DATA SUPPLIED —
↓

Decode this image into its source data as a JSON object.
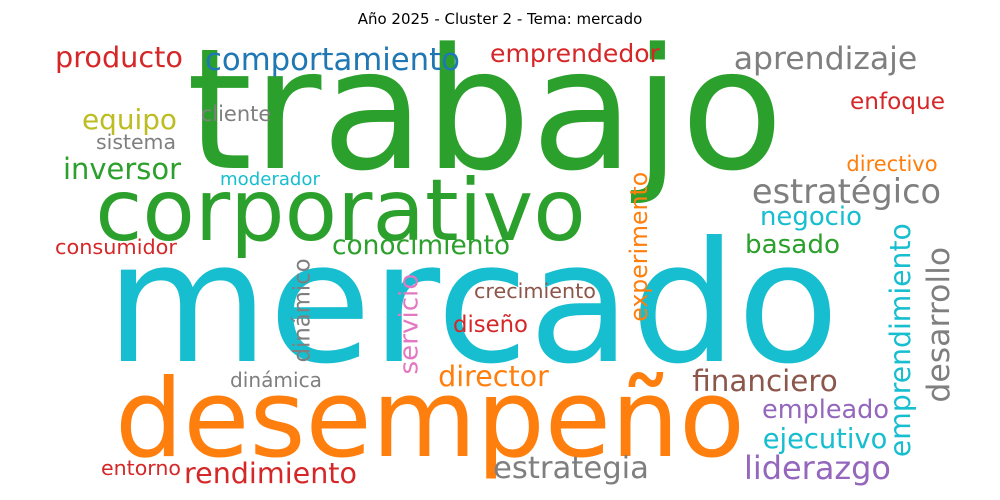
{
  "title": "Año 2025 - Cluster 2 - Tema: mercado",
  "words": [
    {
      "text": "mercado",
      "color": "#17becf"
    },
    {
      "text": "trabajo",
      "color": "#2ca02c"
    },
    {
      "text": "desempeño",
      "color": "#ff7f0e"
    },
    {
      "text": "corporativo",
      "color": "#2ca02c"
    },
    {
      "text": "comportamiento",
      "color": "#1f77b4"
    },
    {
      "text": "producto",
      "color": "#d62728"
    },
    {
      "text": "emprendedor",
      "color": "#d62728"
    },
    {
      "text": "aprendizaje",
      "color": "#7f7f7f"
    },
    {
      "text": "enfoque",
      "color": "#d62728"
    },
    {
      "text": "equipo",
      "color": "#bcbd22"
    },
    {
      "text": "cliente",
      "color": "#7f7f7f"
    },
    {
      "text": "sistema",
      "color": "#7f7f7f"
    },
    {
      "text": "inversor",
      "color": "#2ca02c"
    },
    {
      "text": "moderador",
      "color": "#17becf"
    },
    {
      "text": "directivo",
      "color": "#ff7f0e"
    },
    {
      "text": "estratégico",
      "color": "#7f7f7f"
    },
    {
      "text": "negocio",
      "color": "#17becf"
    },
    {
      "text": "consumidor",
      "color": "#d62728"
    },
    {
      "text": "conocimiento",
      "color": "#2ca02c"
    },
    {
      "text": "basado",
      "color": "#2ca02c"
    },
    {
      "text": "crecimiento",
      "color": "#8c564b"
    },
    {
      "text": "diseño",
      "color": "#d62728"
    },
    {
      "text": "director",
      "color": "#ff7f0e"
    },
    {
      "text": "financiero",
      "color": "#8c564b"
    },
    {
      "text": "empleado",
      "color": "#9467bd"
    },
    {
      "text": "ejecutivo",
      "color": "#17becf"
    },
    {
      "text": "dinámica",
      "color": "#7f7f7f"
    },
    {
      "text": "entorno",
      "color": "#d62728"
    },
    {
      "text": "rendimiento",
      "color": "#d62728"
    },
    {
      "text": "estrategia",
      "color": "#7f7f7f"
    },
    {
      "text": "liderazgo",
      "color": "#9467bd"
    },
    {
      "text": "dinámico",
      "color": "#7f7f7f"
    },
    {
      "text": "servicio",
      "color": "#e377c2"
    },
    {
      "text": "experimento",
      "color": "#ff7f0e"
    },
    {
      "text": "emprendimiento",
      "color": "#17becf"
    },
    {
      "text": "desarrollo",
      "color": "#7f7f7f"
    }
  ]
}
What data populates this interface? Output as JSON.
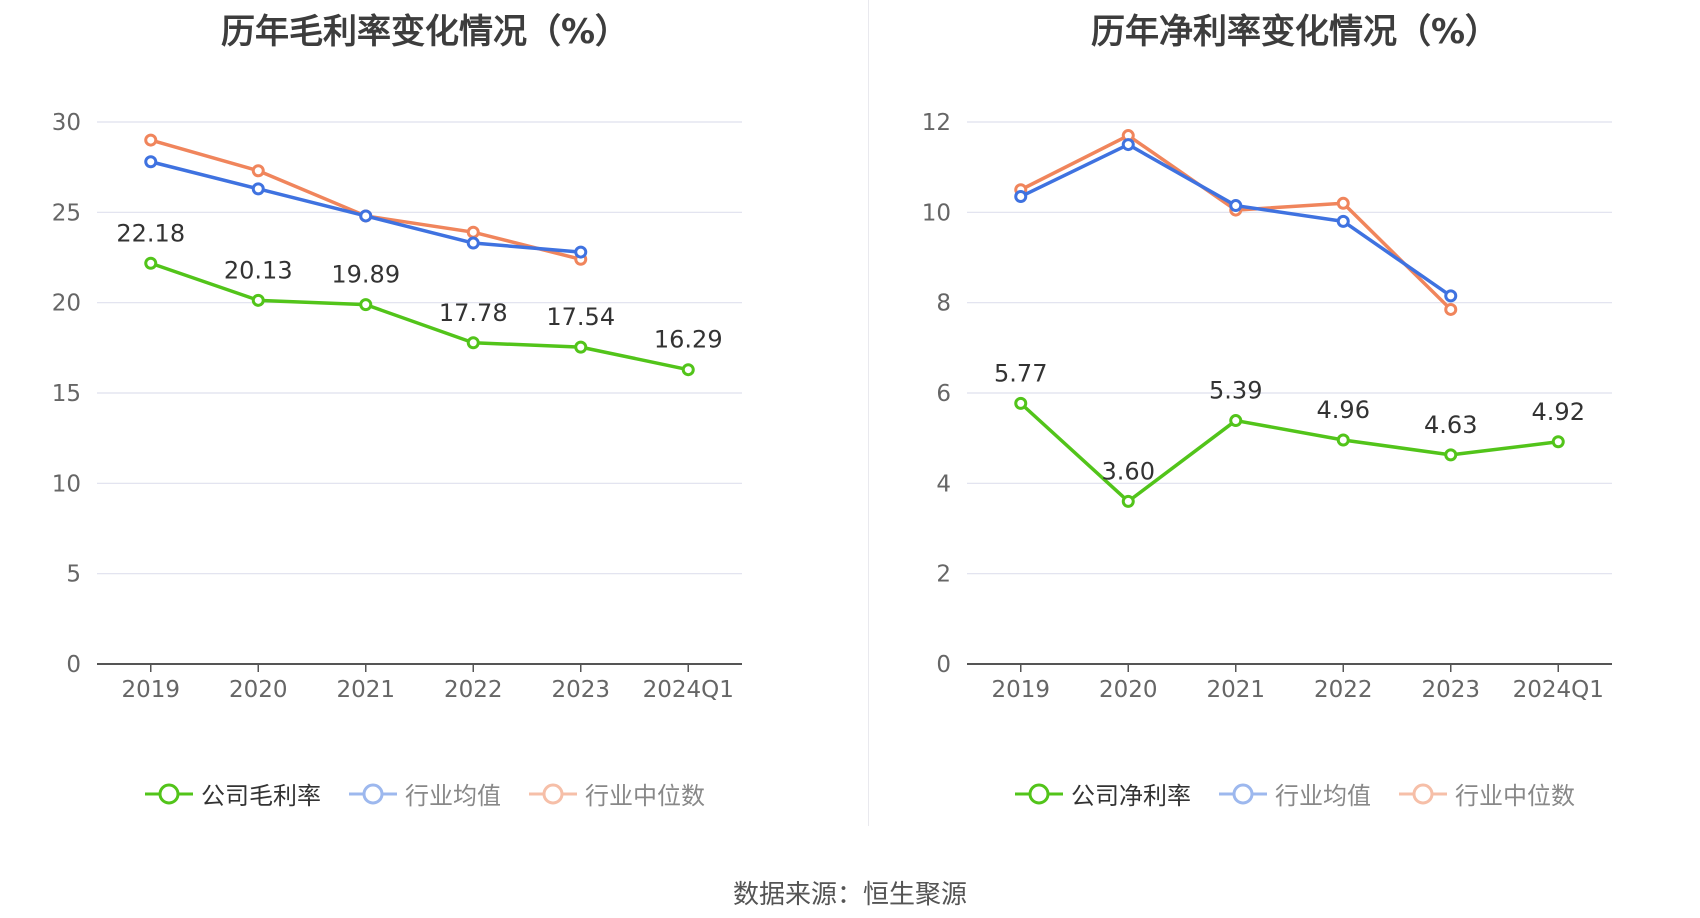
{
  "colors": {
    "company": "#52c41a",
    "avg": "#3f72e0",
    "median": "#f0855c",
    "grid": "#dfe1ee",
    "axis": "#555555",
    "text": "#333333"
  },
  "source": "数据来源：恒生聚源",
  "chart_data": [
    {
      "type": "line",
      "title": "历年毛利率变化情况（%）",
      "categories": [
        "2019",
        "2020",
        "2021",
        "2022",
        "2023",
        "2024Q1"
      ],
      "ylim": [
        0,
        30
      ],
      "yticks": [
        "0",
        "5",
        "10",
        "15",
        "20",
        "25",
        "30"
      ],
      "grid": true,
      "legend_position": "bottom",
      "series": [
        {
          "name": "公司毛利率",
          "key": "company",
          "values": [
            22.18,
            20.13,
            19.89,
            17.78,
            17.54,
            16.29
          ],
          "labels": [
            "22.18",
            "20.13",
            "19.89",
            "17.78",
            "17.54",
            "16.29"
          ]
        },
        {
          "name": "行业均值",
          "key": "avg",
          "values": [
            27.8,
            26.3,
            24.8,
            23.3,
            22.8,
            null
          ]
        },
        {
          "name": "行业中位数",
          "key": "median",
          "values": [
            29.0,
            27.3,
            24.8,
            23.9,
            22.4,
            null
          ]
        }
      ]
    },
    {
      "type": "line",
      "title": "历年净利率变化情况（%）",
      "categories": [
        "2019",
        "2020",
        "2021",
        "2022",
        "2023",
        "2024Q1"
      ],
      "ylim": [
        0,
        12
      ],
      "yticks": [
        "0",
        "2",
        "4",
        "6",
        "8",
        "10",
        "12"
      ],
      "grid": true,
      "legend_position": "bottom",
      "series": [
        {
          "name": "公司净利率",
          "key": "company",
          "values": [
            5.77,
            3.6,
            5.39,
            4.96,
            4.63,
            4.92
          ],
          "labels": [
            "5.77",
            "3.60",
            "5.39",
            "4.96",
            "4.63",
            "4.92"
          ]
        },
        {
          "name": "行业均值",
          "key": "avg",
          "values": [
            10.35,
            11.5,
            10.15,
            9.8,
            8.15,
            null
          ]
        },
        {
          "name": "行业中位数",
          "key": "median",
          "values": [
            10.5,
            11.7,
            10.05,
            10.2,
            7.85,
            null
          ]
        }
      ]
    }
  ]
}
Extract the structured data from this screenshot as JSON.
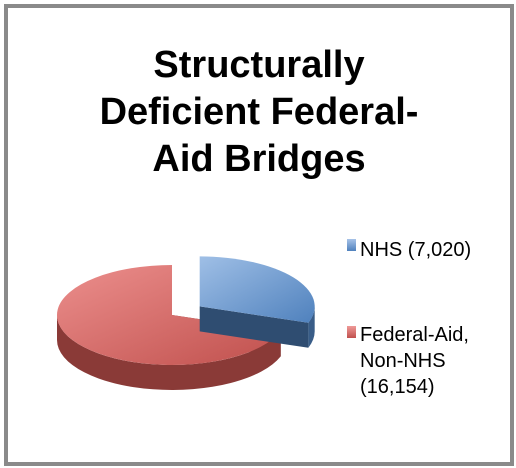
{
  "chart_data": {
    "type": "pie",
    "style": "3d-exploded",
    "title": "Structurally\nDeficient Federal-\nAid Bridges",
    "legend_position": "right",
    "series": [
      {
        "labels": [
          "NHS (7,020)",
          "Federal-Aid, Non-NHS (16,154)"
        ],
        "values": [
          7020,
          16154
        ],
        "colors": [
          "#4f81bd",
          "#c0504d"
        ],
        "exploded": [
          true,
          false
        ]
      }
    ]
  }
}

↑

INSTRUCTION — Search the lines for "source". Copy each line that has it.

EXERCISE RESPONSE —
Decode this image into its source data as a JSON object.
  "source": "数据来源：恒生聚源",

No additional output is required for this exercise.